**Data shown**

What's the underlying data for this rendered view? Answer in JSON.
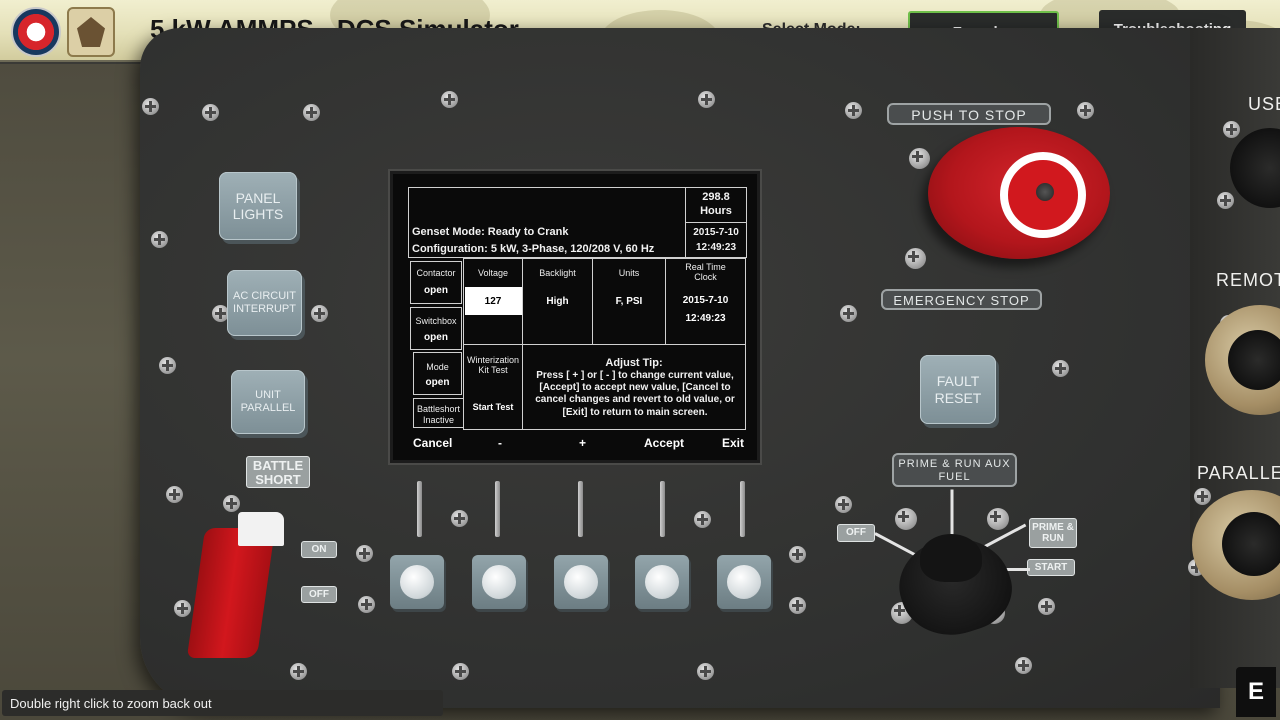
{
  "header": {
    "title": "5 kW AMMPS - DCS Simulator",
    "select_mode_label": "Select Mode:",
    "modes": [
      {
        "label": "Freeplay",
        "active": true
      },
      {
        "label": "Troubleshooting",
        "active": false
      }
    ],
    "accent_active": "#6fbf4a"
  },
  "panel": {
    "panel_lights": "PANEL LIGHTS",
    "ac_circuit_interrupt": "AC CIRCUIT INTERRUPT",
    "unit_parallel": "UNIT PARALLEL",
    "battle_short": "BATTLE SHORT",
    "switch_on": "ON",
    "switch_off": "OFF",
    "push_to_stop": "PUSH TO STOP",
    "emergency_stop": "EMERGENCY STOP",
    "fault_reset": "FAULT RESET",
    "prime_run_aux": "PRIME & RUN AUX FUEL",
    "rotary_off": "OFF",
    "rotary_prime_run": "PRIME & RUN",
    "rotary_start": "START",
    "side_use": "USE",
    "side_remote": "REMOTE",
    "side_parallel": "PARALLEL"
  },
  "display": {
    "hours_value": "298.8",
    "hours_label": "Hours",
    "date_top": "2015-7-10",
    "time_top": "12:49:23",
    "genset_mode": "Genset Mode: Ready to Crank",
    "configuration": "Configuration:  5 kW, 3-Phase, 120/208 V, 60 Hz",
    "status": [
      {
        "label": "Contactor",
        "value": "open"
      },
      {
        "label": "Switchbox",
        "value": "open"
      },
      {
        "label": "Mode",
        "value": "open"
      },
      {
        "label": "Battleshort",
        "value": "Inactive"
      }
    ],
    "settings": [
      {
        "label": "Voltage",
        "value": "127"
      },
      {
        "label": "Backlight",
        "value": "High"
      },
      {
        "label": "Units",
        "value": "F, PSI"
      }
    ],
    "clock_label": "Real Time Clock",
    "clock_date": "2015-7-10",
    "clock_time": "12:49:23",
    "winterization_label": "Winterization Kit Test",
    "winterization_value": "Start Test",
    "tip_title": "Adjust Tip:",
    "tip_body": "Press [ + ] or [ - ] to change current value, [Accept] to accept new value, [Cancel to cancel changes and revert to old value, or [Exit] to return to main screen.",
    "softkeys": [
      "Cancel",
      "-",
      "+",
      "Accept",
      "Exit"
    ]
  },
  "footer": {
    "status_text": "Double right click to zoom back out",
    "e_button": "E"
  }
}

**Problem details**
Transcribe the full listing above exactly as it stands, minus the pictures.

**Correct result**
What's the underlying data for this rendered view? Answer in JSON.
{
  "header": {
    "title": "5 kW AMMPS - DCS Simulator",
    "select_mode_label": "Select Mode:",
    "modes": [
      {
        "label": "Freeplay",
        "active": true
      },
      {
        "label": "Troubleshooting",
        "active": false
      }
    ],
    "accent_active": "#6fbf4a"
  },
  "panel": {
    "panel_lights": "PANEL LIGHTS",
    "ac_circuit_interrupt": "AC CIRCUIT INTERRUPT",
    "unit_parallel": "UNIT PARALLEL",
    "battle_short": "BATTLE SHORT",
    "switch_on": "ON",
    "switch_off": "OFF",
    "push_to_stop": "PUSH TO STOP",
    "emergency_stop": "EMERGENCY STOP",
    "fault_reset": "FAULT RESET",
    "prime_run_aux": "PRIME & RUN AUX FUEL",
    "rotary_off": "OFF",
    "rotary_prime_run": "PRIME & RUN",
    "rotary_start": "START",
    "side_use": "USE",
    "side_remote": "REMOTE",
    "side_parallel": "PARALLEL"
  },
  "display": {
    "hours_value": "298.8",
    "hours_label": "Hours",
    "date_top": "2015-7-10",
    "time_top": "12:49:23",
    "genset_mode": "Genset Mode: Ready to Crank",
    "configuration": "Configuration:  5 kW, 3-Phase, 120/208 V, 60 Hz",
    "status": [
      {
        "label": "Contactor",
        "value": "open"
      },
      {
        "label": "Switchbox",
        "value": "open"
      },
      {
        "label": "Mode",
        "value": "open"
      },
      {
        "label": "Battleshort",
        "value": "Inactive"
      }
    ],
    "settings": [
      {
        "label": "Voltage",
        "value": "127"
      },
      {
        "label": "Backlight",
        "value": "High"
      },
      {
        "label": "Units",
        "value": "F, PSI"
      }
    ],
    "clock_label": "Real Time Clock",
    "clock_date": "2015-7-10",
    "clock_time": "12:49:23",
    "winterization_label": "Winterization Kit Test",
    "winterization_value": "Start Test",
    "tip_title": "Adjust Tip:",
    "tip_body": "Press [ + ] or [ - ] to change current value, [Accept] to accept new value, [Cancel to cancel changes and revert to old value, or [Exit] to return to main screen.",
    "softkeys": [
      "Cancel",
      "-",
      "+",
      "Accept",
      "Exit"
    ]
  },
  "footer": {
    "status_text": "Double right click to zoom back out",
    "e_button": "E"
  }
}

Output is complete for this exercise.